§ **What to do**
Select the lines below containing the word "sans".

§ **Exercise inputs**
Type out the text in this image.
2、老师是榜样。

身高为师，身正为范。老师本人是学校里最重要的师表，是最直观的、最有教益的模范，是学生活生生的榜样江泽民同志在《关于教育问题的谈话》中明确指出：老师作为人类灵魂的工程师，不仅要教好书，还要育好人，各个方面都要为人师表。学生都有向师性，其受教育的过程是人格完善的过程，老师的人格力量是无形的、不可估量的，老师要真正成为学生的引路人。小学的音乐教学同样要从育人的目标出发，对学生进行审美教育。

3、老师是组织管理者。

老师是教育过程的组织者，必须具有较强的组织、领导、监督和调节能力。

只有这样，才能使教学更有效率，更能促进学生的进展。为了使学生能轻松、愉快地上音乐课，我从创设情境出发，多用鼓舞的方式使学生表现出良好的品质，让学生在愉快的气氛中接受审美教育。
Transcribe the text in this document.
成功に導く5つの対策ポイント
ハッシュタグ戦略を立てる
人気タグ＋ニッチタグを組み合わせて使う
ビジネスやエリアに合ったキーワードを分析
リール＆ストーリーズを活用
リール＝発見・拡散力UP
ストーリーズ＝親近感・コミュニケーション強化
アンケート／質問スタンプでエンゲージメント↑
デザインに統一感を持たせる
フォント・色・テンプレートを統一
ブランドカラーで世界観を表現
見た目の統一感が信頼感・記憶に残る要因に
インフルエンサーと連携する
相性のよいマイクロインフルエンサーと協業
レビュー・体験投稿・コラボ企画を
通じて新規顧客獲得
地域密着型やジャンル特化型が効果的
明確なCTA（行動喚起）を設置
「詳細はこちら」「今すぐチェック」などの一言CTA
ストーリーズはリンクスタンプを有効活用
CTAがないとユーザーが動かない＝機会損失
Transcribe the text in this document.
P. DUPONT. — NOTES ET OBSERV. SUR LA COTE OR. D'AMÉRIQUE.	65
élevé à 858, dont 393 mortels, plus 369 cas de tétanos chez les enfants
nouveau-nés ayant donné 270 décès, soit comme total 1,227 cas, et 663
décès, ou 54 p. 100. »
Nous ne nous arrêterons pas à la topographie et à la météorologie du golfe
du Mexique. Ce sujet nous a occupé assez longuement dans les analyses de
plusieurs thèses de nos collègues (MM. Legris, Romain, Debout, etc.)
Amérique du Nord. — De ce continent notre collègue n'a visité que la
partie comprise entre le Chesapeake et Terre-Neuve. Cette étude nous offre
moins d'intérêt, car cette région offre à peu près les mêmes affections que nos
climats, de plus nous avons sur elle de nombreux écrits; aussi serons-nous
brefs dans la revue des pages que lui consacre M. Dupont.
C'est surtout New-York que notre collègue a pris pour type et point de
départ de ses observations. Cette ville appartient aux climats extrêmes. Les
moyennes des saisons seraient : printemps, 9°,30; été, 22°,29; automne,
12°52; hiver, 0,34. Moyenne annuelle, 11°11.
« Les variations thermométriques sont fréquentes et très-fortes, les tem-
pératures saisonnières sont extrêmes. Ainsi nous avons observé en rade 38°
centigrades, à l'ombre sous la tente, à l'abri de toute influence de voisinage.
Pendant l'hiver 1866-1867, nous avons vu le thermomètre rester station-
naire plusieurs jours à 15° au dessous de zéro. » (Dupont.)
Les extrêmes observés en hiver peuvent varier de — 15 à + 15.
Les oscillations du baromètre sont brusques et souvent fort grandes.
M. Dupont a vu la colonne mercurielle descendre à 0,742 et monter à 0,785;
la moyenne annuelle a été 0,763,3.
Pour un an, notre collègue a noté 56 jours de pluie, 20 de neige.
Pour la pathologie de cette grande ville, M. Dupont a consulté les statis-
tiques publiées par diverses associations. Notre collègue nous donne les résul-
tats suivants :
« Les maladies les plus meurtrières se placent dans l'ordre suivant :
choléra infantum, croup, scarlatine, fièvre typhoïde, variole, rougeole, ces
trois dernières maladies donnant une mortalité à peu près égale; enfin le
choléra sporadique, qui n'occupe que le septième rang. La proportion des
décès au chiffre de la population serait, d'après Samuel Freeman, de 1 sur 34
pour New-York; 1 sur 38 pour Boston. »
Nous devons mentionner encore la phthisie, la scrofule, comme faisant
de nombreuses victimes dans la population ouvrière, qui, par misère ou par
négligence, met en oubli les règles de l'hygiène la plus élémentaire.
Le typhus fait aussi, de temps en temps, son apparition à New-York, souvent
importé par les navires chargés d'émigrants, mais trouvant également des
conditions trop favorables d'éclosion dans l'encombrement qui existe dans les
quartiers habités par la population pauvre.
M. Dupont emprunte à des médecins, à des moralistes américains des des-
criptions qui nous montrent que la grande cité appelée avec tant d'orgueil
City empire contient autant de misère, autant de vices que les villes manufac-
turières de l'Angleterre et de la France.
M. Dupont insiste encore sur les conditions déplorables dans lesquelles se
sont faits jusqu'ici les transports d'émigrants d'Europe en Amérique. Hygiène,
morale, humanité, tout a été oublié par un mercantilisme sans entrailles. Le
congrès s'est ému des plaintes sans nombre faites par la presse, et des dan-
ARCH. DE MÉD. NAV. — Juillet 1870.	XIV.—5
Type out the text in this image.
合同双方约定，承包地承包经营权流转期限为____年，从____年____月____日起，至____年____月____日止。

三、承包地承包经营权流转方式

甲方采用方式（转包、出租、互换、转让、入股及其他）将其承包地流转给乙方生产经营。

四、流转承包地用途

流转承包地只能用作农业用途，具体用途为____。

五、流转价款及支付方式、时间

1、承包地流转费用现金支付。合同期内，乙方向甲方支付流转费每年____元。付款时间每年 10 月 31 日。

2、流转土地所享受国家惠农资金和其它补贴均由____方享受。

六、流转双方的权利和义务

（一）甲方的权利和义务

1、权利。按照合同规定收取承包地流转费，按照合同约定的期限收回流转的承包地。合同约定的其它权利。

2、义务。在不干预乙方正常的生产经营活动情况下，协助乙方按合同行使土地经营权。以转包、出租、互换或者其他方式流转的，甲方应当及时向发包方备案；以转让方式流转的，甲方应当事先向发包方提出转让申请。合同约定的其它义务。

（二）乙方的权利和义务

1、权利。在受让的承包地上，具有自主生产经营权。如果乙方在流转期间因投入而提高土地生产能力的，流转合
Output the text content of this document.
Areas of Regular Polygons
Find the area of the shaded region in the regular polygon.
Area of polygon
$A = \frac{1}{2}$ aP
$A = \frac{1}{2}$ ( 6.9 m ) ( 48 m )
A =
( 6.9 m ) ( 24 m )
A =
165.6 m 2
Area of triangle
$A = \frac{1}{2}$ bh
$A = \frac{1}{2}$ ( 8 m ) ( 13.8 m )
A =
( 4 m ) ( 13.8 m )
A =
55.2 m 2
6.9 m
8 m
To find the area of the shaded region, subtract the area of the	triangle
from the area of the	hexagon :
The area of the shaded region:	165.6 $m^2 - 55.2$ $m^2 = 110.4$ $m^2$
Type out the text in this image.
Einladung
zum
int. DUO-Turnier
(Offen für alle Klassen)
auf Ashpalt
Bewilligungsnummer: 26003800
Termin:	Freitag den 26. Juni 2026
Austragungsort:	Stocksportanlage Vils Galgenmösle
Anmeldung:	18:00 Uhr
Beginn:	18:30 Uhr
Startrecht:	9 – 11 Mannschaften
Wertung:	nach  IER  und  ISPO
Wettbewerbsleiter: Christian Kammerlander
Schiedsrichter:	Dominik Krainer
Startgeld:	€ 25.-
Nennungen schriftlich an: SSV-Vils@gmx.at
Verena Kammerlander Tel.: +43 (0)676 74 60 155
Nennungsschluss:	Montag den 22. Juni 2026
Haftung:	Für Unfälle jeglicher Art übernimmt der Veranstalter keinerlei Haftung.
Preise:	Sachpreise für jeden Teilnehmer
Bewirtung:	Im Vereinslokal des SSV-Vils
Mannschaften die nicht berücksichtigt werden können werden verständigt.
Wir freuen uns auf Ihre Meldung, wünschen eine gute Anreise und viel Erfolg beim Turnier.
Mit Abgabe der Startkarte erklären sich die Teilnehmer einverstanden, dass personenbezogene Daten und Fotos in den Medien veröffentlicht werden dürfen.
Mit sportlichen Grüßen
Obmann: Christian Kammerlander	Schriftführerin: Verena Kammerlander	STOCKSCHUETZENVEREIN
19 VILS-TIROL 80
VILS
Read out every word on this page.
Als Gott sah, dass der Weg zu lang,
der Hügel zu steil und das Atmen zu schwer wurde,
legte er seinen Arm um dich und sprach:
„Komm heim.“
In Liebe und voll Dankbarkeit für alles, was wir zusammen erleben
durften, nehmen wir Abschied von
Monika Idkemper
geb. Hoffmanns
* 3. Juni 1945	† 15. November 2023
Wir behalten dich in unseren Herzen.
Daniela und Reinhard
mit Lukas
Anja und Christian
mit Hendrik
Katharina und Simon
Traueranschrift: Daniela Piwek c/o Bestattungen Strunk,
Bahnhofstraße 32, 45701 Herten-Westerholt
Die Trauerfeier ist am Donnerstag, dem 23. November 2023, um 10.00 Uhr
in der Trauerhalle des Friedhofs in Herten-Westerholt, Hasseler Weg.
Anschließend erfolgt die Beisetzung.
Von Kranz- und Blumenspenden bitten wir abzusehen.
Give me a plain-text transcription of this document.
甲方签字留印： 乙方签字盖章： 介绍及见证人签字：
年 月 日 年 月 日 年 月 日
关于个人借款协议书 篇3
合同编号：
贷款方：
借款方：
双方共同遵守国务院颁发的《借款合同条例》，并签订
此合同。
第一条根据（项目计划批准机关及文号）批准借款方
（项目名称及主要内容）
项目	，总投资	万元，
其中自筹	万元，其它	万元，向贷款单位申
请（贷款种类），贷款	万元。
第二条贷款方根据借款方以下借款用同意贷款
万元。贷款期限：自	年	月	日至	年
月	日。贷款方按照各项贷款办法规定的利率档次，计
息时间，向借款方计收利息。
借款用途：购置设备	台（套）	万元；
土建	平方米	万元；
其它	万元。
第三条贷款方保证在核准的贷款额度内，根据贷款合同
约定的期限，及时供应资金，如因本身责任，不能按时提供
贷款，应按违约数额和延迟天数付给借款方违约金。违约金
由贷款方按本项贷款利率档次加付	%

§ **Response below**
morale, humanité, tout a été oublié par un mercantilisme sans entrailles. Le
congrès s'est ému des plaintes sans nombre faites par la presse, et des dan-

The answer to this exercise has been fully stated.